● **Exercise instructions**: Send each entry back exactly as given, pictures excluded.

-------- Stored data

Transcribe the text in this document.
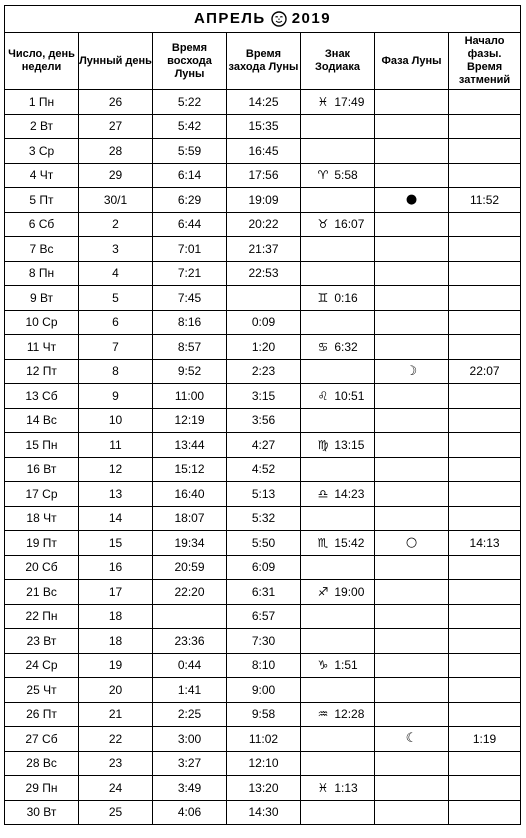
АПРЕЛЬ 2019						
Число, день недели	Лунный день	Время восхода Луны	Время захода Луны	Знак Зодиака	Фаза Луны	Начало фазы. Время затмений
1 Пн	26	5:22	14:25	♓ 17:49		
2 Вт	27	5:42	15:35			
3 Ср	28	5:59	16:45			
4 Чт	29	6:14	17:56	♈ 5:58		
5 Пт	30/1	6:29	19:09		●	11:52
6 Сб	2	6:44	20:22	♉ 16:07		
7 Вс	3	7:01	21:37			
8 Пн	4	7:21	22:53			
9 Вт	5	7:45		♊ 0:16		
10 Ср	6	8:16	0:09			
11 Чт	7	8:57	1:20	♋ 6:32		
12 Пт	8	9:52	2:23		☽	22:07
13 Сб	9	11:00	3:15	♌ 10:51		
14 Вс	10	12:19	3:56			
15 Пн	11	13:44	4:27	♍ 13:15		
16 Вт	12	15:12	4:52			
17 Ср	13	16:40	5:13	♎ 14:23		
18 Чт	14	18:07	5:32			
19 Пт	15	19:34	5:50	♏ 15:42	○	14:13
20 Сб	16	20:59	6:09			
21 Вс	17	22:20	6:31	♐ 19:00		
22 Пн	18		6:57			
23 Вт	18	23:36	7:30			
24 Ср	19	0:44	8:10	♑ 1:51		
25 Чт	20	1:41	9:00			
26 Пт	21	2:25	9:58	♒ 12:28		
27 Сб	22	3:00	11:02		☾	1:19
28 Вс	23	3:27	12:10			
29 Пн	24	3:49	13:20	♓ 1:13		
30 Вт	25	4:06	14:30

----------------

● **Response to this task**:
Transcribe the text in this document.
АПРЕЛЬ 2019						
Число, день недели	Лунный день	Время восхода Луны	Время захода Луны	Знак Зодиака	Фаза Луны	Начало фазы. Время затмений
1 Пн	26	5:22	14:25	♓ 17:49		
2 Вт	27	5:42	15:35			
3 Ср	28	5:59	16:45			
4 Чт	29	6:14	17:56	♈ 5:58		
5 Пт	30/1	6:29	19:09		●	11:52
6 Сб	2	6:44	20:22	♉ 16:07		
7 Вс	3	7:01	21:37			
8 Пн	4	7:21	22:53			
9 Вт	5	7:45		♊ 0:16		
10 Ср	6	8:16	0:09			
11 Чт	7	8:57	1:20	♋ 6:32		
12 Пт	8	9:52	2:23		☽	22:07
13 Сб	9	11:00	3:15	♌ 10:51		
14 Вс	10	12:19	3:56			
15 Пн	11	13:44	4:27	♍ 13:15		
16 Вт	12	15:12	4:52			
17 Ср	13	16:40	5:13	♎ 14:23		
18 Чт	14	18:07	5:32			
19 Пт	15	19:34	5:50	♏ 15:42	○	14:13
20 Сб	16	20:59	6:09			
21 Вс	17	22:20	6:31	♐ 19:00		
22 Пн	18		6:57			
23 Вт	18	23:36	7:30			
24 Ср	19	0:44	8:10	♑ 1:51		
25 Чт	20	1:41	9:00			
26 Пт	21	2:25	9:58	♒ 12:28		
27 Сб	22	3:00	11:02		☾	1:19
28 Вс	23	3:27	12:10			
29 Пн	24	3:49	13:20	♓ 1:13		
30 Вт	25	4:06	14:30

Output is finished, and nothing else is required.